— begin —

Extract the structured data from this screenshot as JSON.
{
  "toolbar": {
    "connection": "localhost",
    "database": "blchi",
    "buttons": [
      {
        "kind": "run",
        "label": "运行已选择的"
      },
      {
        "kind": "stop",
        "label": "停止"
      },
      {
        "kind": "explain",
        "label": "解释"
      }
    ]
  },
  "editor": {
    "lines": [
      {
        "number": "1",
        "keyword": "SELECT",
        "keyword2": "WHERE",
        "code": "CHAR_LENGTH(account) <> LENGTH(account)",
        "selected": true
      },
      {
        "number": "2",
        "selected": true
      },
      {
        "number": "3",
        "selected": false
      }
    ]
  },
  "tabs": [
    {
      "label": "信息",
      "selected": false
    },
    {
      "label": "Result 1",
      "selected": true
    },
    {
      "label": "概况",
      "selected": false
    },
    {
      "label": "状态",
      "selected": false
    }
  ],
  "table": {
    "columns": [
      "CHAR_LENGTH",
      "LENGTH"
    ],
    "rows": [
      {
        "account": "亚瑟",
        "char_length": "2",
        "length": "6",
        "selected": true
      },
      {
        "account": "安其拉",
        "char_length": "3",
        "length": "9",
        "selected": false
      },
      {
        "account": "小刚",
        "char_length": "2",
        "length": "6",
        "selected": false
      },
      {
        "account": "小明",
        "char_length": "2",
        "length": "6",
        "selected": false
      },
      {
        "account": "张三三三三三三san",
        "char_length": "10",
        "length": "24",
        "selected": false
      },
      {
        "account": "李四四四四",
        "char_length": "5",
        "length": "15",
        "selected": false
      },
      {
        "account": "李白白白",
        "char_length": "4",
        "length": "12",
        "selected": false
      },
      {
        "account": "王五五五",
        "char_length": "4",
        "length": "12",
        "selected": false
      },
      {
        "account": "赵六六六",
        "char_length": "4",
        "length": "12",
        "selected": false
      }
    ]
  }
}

— end —

Locate all lines in the listing above with the word "label" and copy them.

        "label": "运行已选择的"
        "label": "停止"
        "label": "解释"
      "label": "信息",
      "label": "Result 1",
      "label": "概况",
      "label": "状态",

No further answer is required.